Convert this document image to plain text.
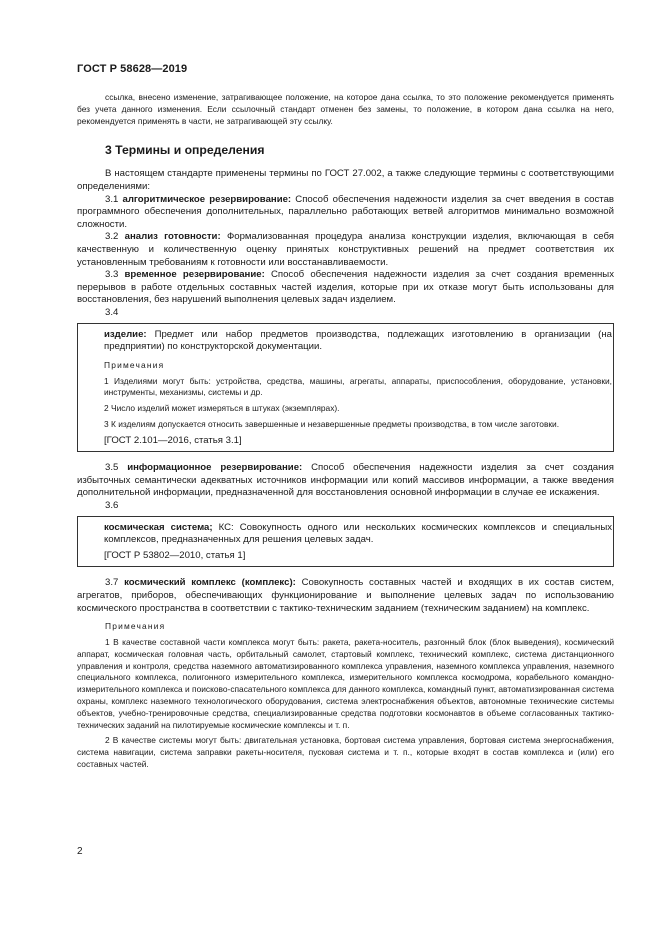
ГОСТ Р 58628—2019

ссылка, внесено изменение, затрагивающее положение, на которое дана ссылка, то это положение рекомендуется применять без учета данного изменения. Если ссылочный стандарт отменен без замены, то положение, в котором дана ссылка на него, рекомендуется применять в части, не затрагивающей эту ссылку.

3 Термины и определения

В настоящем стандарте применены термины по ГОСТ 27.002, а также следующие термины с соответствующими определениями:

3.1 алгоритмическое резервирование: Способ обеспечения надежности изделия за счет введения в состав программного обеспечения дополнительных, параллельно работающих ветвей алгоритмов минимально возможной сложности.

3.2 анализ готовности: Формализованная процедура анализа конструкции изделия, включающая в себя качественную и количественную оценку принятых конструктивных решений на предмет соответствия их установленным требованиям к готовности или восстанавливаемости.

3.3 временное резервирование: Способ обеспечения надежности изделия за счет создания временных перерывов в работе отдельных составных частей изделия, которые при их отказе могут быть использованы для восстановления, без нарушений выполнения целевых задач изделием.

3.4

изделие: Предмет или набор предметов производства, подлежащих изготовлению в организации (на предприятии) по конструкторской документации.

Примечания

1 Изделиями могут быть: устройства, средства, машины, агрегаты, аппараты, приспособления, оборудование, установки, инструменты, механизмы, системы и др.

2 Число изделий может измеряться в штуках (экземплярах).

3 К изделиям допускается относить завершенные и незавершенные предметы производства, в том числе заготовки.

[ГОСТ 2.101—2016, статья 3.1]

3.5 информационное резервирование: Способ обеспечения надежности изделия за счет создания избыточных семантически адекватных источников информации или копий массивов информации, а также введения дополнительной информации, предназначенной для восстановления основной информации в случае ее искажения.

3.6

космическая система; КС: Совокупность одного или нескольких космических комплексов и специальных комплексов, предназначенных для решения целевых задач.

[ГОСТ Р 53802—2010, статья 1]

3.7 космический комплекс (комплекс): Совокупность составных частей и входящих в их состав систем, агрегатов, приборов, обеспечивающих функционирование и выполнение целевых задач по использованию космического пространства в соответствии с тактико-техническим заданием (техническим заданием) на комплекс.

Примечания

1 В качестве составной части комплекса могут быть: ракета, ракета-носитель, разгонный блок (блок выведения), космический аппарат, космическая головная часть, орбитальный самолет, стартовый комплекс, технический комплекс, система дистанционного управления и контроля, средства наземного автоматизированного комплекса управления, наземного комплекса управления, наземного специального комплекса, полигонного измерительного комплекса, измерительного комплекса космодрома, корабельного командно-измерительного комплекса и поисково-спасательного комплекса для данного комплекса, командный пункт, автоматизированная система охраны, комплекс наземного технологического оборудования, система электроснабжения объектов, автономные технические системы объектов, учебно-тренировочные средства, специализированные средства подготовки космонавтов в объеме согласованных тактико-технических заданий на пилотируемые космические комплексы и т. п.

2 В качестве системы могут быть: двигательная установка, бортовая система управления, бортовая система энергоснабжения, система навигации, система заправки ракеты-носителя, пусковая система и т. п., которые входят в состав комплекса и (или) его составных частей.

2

Task> Reproduce the material above in full and without alteration, but skip all pictures.

Result of the task>
Convert this document image to plain text.
ГОСТ Р 58628—2019

ссылка, внесено изменение, затрагивающее положение, на которое дана ссылка, то это положение рекомендуется применять без учета данного изменения. Если ссылочный стандарт отменен без замены, то положение, в котором дана ссылка на него, рекомендуется применять в части, не затрагивающей эту ссылку.

3 Термины и определения

В настоящем стандарте применены термины по ГОСТ 27.002, а также следующие термины с соответствующими определениями:

3.1 алгоритмическое резервирование: Способ обеспечения надежности изделия за счет введения в состав программного обеспечения дополнительных, параллельно работающих ветвей алгоритмов минимально возможной сложности.

3.2 анализ готовности: Формализованная процедура анализа конструкции изделия, включающая в себя качественную и количественную оценку принятых конструктивных решений на предмет соответствия их установленным требованиям к готовности или восстанавливаемости.

3.3 временное резервирование: Способ обеспечения надежности изделия за счет создания временных перерывов в работе отдельных составных частей изделия, которые при их отказе могут быть использованы для восстановления, без нарушений выполнения целевых задач изделием.

3.4

изделие: Предмет или набор предметов производства, подлежащих изготовлению в организации (на предприятии) по конструкторской документации.

Примечания

1 Изделиями могут быть: устройства, средства, машины, агрегаты, аппараты, приспособления, оборудование, установки, инструменты, механизмы, системы и др.

2 Число изделий может измеряться в штуках (экземплярах).

3 К изделиям допускается относить завершенные и незавершенные предметы производства, в том числе заготовки.

[ГОСТ 2.101—2016, статья 3.1]

3.5 информационное резервирование: Способ обеспечения надежности изделия за счет создания избыточных семантически адекватных источников информации или копий массивов информации, а также введения дополнительной информации, предназначенной для восстановления основной информации в случае ее искажения.

3.6

космическая система; КС: Совокупность одного или нескольких космических комплексов и специальных комплексов, предназначенных для решения целевых задач.

[ГОСТ Р 53802—2010, статья 1]

3.7 космический комплекс (комплекс): Совокупность составных частей и входящих в их состав систем, агрегатов, приборов, обеспечивающих функционирование и выполнение целевых задач по использованию космического пространства в соответствии с тактико-техническим заданием (техническим заданием) на комплекс.

Примечания

1 В качестве составной части комплекса могут быть: ракета, ракета-носитель, разгонный блок (блок выведения), космический аппарат, космическая головная часть, орбитальный самолет, стартовый комплекс, технический комплекс, система дистанционного управления и контроля, средства наземного автоматизированного комплекса управления, наземного комплекса управления, наземного специального комплекса, полигонного измерительного комплекса, измерительного комплекса космодрома, корабельного командно-измерительного комплекса и поисково-спасательного комплекса для данного комплекса, командный пункт, автоматизированная система охраны, комплекс наземного технологического оборудования, система электроснабжения объектов, автономные технические системы объектов, учебно-тренировочные средства, специализированные средства подготовки космонавтов в объеме согласованных тактико-технических заданий на пилотируемые космические комплексы и т. п.

2 В качестве системы могут быть: двигательная установка, бортовая система управления, бортовая система энергоснабжения, система навигации, система заправки ракеты-носителя, пусковая система и т. п., которые входят в состав комплекса и (или) его составных частей.

2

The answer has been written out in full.